— BEGIN DATA EXCERPTS —

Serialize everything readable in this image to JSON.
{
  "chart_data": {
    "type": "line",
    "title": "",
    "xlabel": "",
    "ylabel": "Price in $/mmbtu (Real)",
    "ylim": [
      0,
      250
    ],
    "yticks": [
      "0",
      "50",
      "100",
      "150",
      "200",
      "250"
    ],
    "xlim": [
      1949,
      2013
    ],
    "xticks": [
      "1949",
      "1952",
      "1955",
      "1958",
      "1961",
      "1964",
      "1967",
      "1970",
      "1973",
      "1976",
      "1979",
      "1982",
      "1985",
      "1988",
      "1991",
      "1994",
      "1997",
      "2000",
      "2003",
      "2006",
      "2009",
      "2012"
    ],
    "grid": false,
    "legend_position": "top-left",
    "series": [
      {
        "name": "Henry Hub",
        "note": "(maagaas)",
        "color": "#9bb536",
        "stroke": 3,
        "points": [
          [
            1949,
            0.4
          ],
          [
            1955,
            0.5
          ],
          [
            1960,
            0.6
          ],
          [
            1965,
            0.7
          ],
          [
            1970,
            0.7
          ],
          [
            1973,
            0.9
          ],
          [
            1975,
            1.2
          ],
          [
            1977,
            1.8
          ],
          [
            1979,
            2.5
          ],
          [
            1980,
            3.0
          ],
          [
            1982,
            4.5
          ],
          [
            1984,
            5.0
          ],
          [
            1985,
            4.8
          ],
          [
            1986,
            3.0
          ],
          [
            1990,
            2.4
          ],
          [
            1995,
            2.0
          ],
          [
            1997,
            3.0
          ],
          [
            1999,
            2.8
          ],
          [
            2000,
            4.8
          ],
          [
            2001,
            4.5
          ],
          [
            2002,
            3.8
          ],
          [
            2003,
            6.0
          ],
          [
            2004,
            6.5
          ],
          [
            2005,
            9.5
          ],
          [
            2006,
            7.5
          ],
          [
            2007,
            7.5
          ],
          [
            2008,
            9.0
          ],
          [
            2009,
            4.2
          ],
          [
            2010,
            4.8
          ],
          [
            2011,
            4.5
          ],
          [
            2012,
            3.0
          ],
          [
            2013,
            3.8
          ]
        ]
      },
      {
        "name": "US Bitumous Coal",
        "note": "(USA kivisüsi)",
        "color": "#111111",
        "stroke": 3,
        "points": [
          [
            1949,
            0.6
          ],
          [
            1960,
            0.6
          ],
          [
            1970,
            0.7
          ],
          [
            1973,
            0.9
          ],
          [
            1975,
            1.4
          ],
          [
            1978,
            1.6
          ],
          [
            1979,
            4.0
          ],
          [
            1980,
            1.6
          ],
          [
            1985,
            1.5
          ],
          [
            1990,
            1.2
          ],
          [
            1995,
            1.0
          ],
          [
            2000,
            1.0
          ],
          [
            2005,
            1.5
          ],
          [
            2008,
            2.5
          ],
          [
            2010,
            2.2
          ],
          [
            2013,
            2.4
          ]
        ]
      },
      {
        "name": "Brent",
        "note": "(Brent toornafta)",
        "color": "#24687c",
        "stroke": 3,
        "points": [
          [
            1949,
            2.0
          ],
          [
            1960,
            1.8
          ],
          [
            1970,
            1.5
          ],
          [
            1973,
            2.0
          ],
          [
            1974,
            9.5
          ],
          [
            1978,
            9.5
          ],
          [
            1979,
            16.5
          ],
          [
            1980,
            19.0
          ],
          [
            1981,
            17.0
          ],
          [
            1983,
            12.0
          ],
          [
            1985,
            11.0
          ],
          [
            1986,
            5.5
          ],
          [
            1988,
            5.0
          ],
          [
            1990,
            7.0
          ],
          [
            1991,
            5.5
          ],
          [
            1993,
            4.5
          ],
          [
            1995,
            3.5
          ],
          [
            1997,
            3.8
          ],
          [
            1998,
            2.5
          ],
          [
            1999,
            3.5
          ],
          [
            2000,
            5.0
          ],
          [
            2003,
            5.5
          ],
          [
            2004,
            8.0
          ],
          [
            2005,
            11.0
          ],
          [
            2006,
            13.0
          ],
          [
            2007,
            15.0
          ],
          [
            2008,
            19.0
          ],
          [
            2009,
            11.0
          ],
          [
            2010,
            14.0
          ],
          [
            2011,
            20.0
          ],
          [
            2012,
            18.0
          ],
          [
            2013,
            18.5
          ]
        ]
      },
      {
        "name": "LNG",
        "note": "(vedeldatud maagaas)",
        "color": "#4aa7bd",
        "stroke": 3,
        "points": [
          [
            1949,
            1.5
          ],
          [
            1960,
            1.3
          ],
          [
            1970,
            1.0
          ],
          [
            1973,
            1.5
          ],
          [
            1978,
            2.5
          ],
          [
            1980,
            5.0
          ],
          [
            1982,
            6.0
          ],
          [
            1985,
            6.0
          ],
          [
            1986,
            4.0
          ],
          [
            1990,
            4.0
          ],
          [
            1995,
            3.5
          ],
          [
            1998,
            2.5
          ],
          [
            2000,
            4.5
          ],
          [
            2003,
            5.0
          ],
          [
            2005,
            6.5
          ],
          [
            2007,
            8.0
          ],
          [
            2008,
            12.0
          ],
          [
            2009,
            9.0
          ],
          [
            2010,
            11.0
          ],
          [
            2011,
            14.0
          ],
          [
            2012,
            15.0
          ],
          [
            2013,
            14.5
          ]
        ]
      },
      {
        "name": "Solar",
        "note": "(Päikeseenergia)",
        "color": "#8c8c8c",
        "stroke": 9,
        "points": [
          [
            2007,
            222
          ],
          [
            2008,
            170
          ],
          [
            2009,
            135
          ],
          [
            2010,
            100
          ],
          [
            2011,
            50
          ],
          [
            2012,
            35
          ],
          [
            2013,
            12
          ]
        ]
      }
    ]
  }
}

— END DATA EXCERPTS —

• _GIVEN INSTRUCTION_: Scan the lines above for "color", then copy every one that has it.

• _RESULT FOR THIS TASK_:
        "color": "#9bb536",
        "color": "#111111",
        "color": "#24687c",
        "color": "#4aa7bd",
        "color": "#8c8c8c",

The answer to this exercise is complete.